_YOUR TASK:_ Excluding any images, copy all of the lines below precisely as written.

_TASK MATERIAL:_
• • •

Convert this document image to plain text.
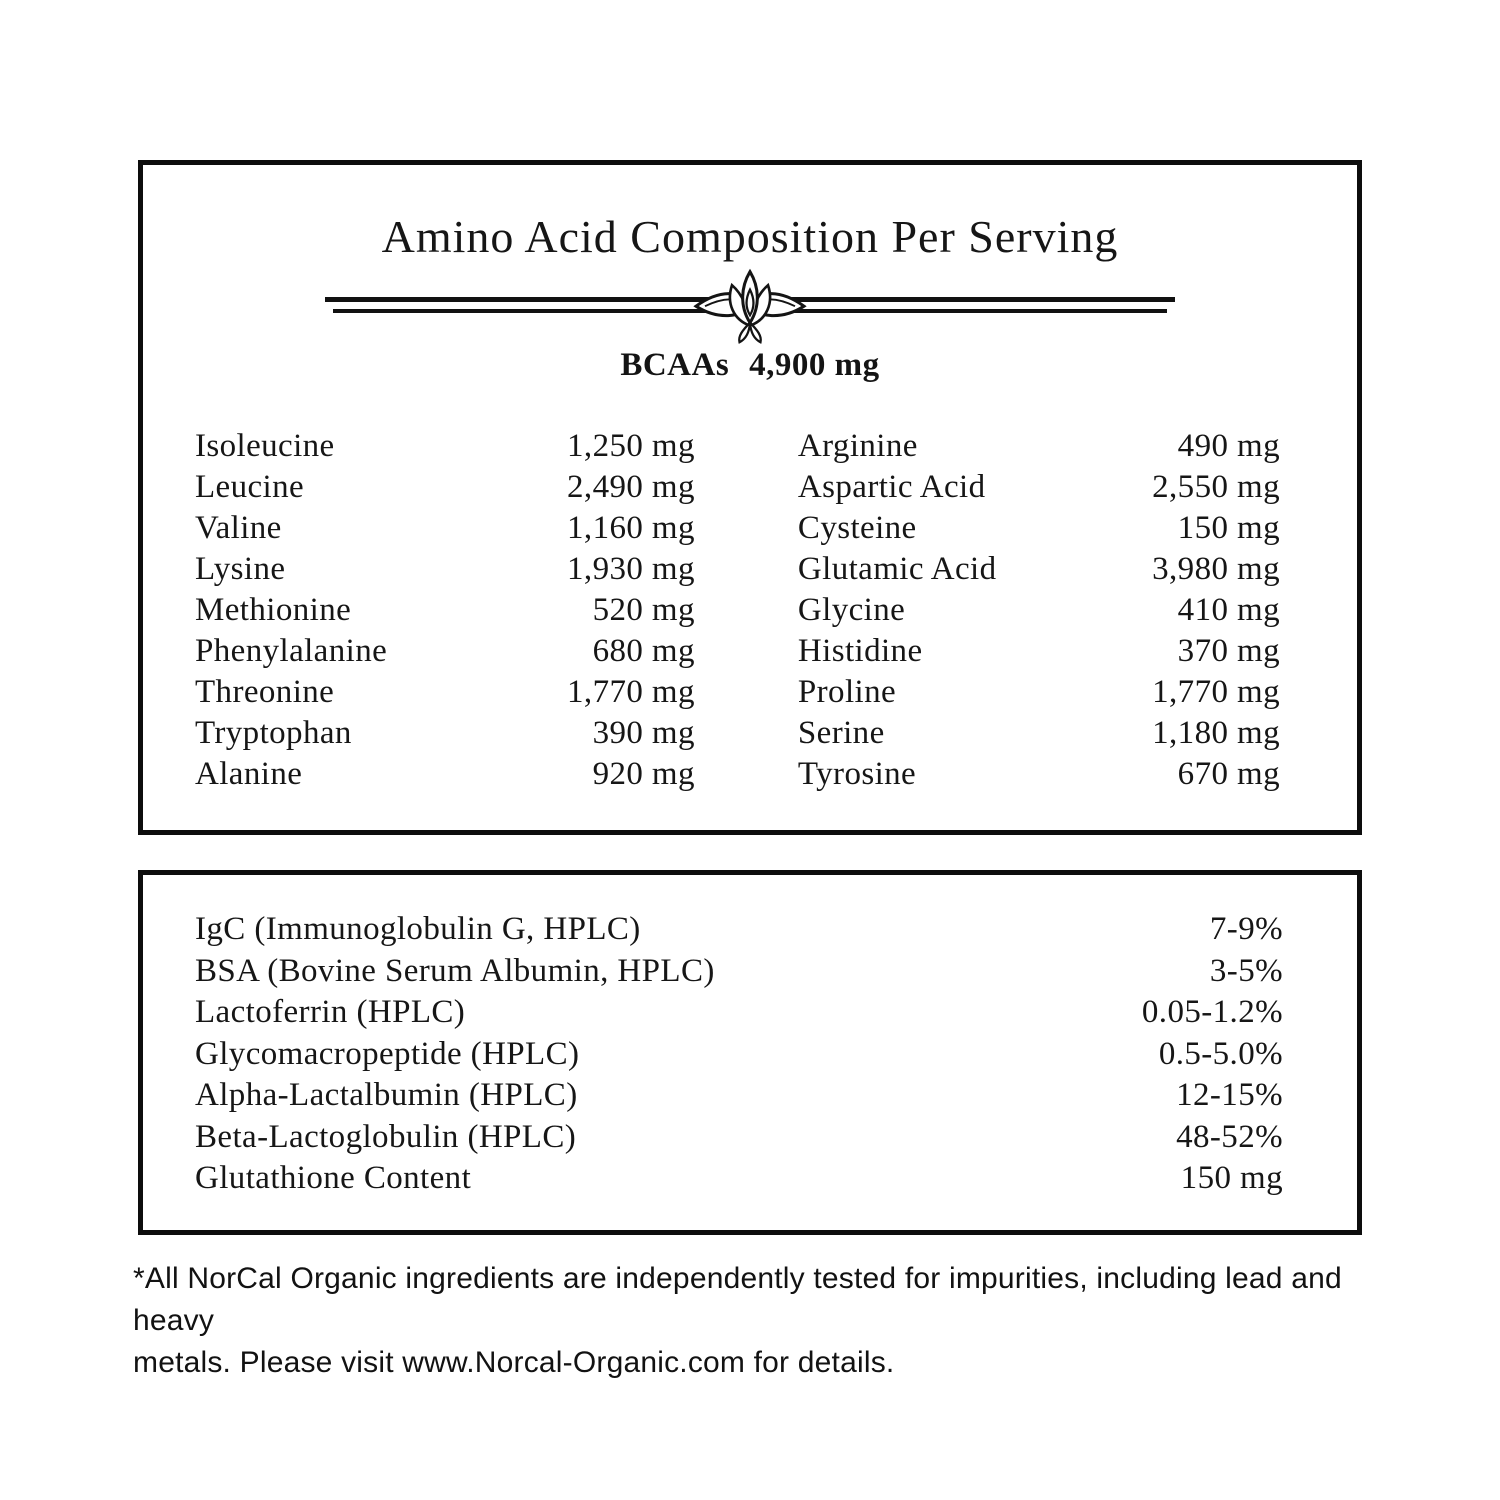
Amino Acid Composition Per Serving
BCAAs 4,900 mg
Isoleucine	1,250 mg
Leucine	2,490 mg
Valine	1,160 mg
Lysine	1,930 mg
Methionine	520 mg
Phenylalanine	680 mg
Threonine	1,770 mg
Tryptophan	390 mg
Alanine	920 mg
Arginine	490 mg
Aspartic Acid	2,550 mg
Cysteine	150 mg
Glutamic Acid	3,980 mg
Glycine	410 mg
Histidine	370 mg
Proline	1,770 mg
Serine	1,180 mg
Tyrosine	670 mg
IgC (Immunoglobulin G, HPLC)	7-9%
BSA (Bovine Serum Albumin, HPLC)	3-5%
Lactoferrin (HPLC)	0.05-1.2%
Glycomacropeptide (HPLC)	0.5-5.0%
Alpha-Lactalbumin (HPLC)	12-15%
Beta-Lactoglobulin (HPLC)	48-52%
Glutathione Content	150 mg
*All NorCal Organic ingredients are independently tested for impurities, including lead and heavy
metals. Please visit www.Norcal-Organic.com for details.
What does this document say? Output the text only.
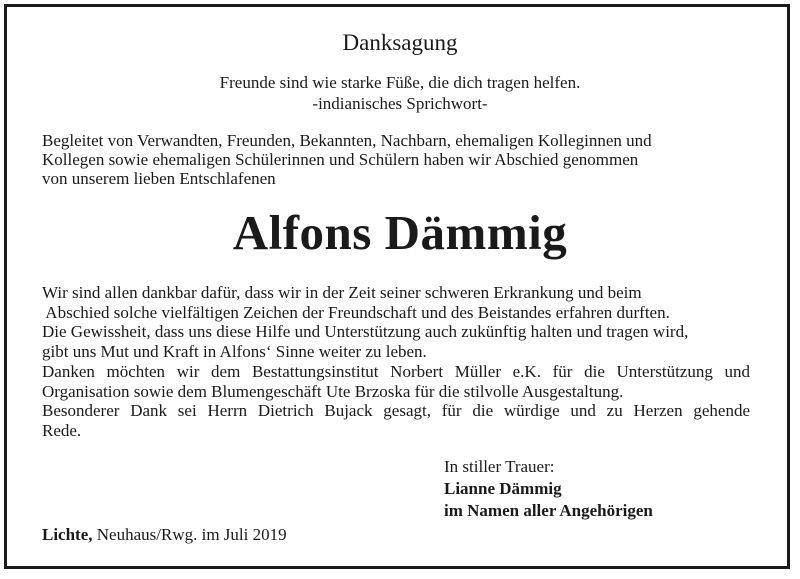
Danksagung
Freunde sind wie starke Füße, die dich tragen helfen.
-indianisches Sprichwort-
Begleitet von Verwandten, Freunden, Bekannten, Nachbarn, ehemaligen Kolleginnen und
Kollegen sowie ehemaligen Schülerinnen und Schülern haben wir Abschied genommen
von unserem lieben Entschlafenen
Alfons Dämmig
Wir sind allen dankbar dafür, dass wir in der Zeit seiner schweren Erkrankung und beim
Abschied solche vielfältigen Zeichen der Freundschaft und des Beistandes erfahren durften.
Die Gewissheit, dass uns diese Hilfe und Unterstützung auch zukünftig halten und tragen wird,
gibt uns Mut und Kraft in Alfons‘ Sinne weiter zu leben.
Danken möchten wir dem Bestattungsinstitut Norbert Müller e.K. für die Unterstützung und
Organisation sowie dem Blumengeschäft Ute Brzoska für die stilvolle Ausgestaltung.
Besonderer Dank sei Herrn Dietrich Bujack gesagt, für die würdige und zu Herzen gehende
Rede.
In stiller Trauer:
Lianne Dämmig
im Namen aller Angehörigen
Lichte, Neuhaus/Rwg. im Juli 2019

• • •

_TASK ANSWER:_
Convert this document image to plain text.
Amino Acid Composition Per Serving
BCAAs 4,900 mg
Isoleucine	1,250 mg
Leucine	2,490 mg
Valine	1,160 mg
Lysine	1,930 mg
Methionine	520 mg
Phenylalanine	680 mg
Threonine	1,770 mg
Tryptophan	390 mg
Alanine	920 mg
Arginine	490 mg
Aspartic Acid	2,550 mg
Cysteine	150 mg
Glutamic Acid	3,980 mg
Glycine	410 mg
Histidine	370 mg
Proline	1,770 mg
Serine	1,180 mg
Tyrosine	670 mg
IgC (Immunoglobulin G, HPLC)	7-9%
BSA (Bovine Serum Albumin, HPLC)	3-5%
Lactoferrin (HPLC)	0.05-1.2%
Glycomacropeptide (HPLC)	0.5-5.0%
Alpha-Lactalbumin (HPLC)	12-15%
Beta-Lactoglobulin (HPLC)	48-52%
Glutathione Content	150 mg
*All NorCal Organic ingredients are independently tested for impurities, including lead and heavy
metals. Please visit www.Norcal-Organic.com for details.
What does this document say? Output the text only.
Danksagung
Freunde sind wie starke Füße, die dich tragen helfen.
-indianisches Sprichwort-
Begleitet von Verwandten, Freunden, Bekannten, Nachbarn, ehemaligen Kolleginnen und
Kollegen sowie ehemaligen Schülerinnen und Schülern haben wir Abschied genommen
von unserem lieben Entschlafenen
Alfons Dämmig
Wir sind allen dankbar dafür, dass wir in der Zeit seiner schweren Erkrankung und beim
Abschied solche vielfältigen Zeichen der Freundschaft und des Beistandes erfahren durften.
Die Gewissheit, dass uns diese Hilfe und Unterstützung auch zukünftig halten und tragen wird,
gibt uns Mut und Kraft in Alfons‘ Sinne weiter zu leben.
Danken möchten wir dem Bestattungsinstitut Norbert Müller e.K. für die Unterstützung und
Organisation sowie dem Blumengeschäft Ute Brzoska für die stilvolle Ausgestaltung.
Besonderer Dank sei Herrn Dietrich Bujack gesagt, für die würdige und zu Herzen gehende
Rede.
In stiller Trauer:
Lianne Dämmig
im Namen aller Angehörigen
Lichte, Neuhaus/Rwg. im Juli 2019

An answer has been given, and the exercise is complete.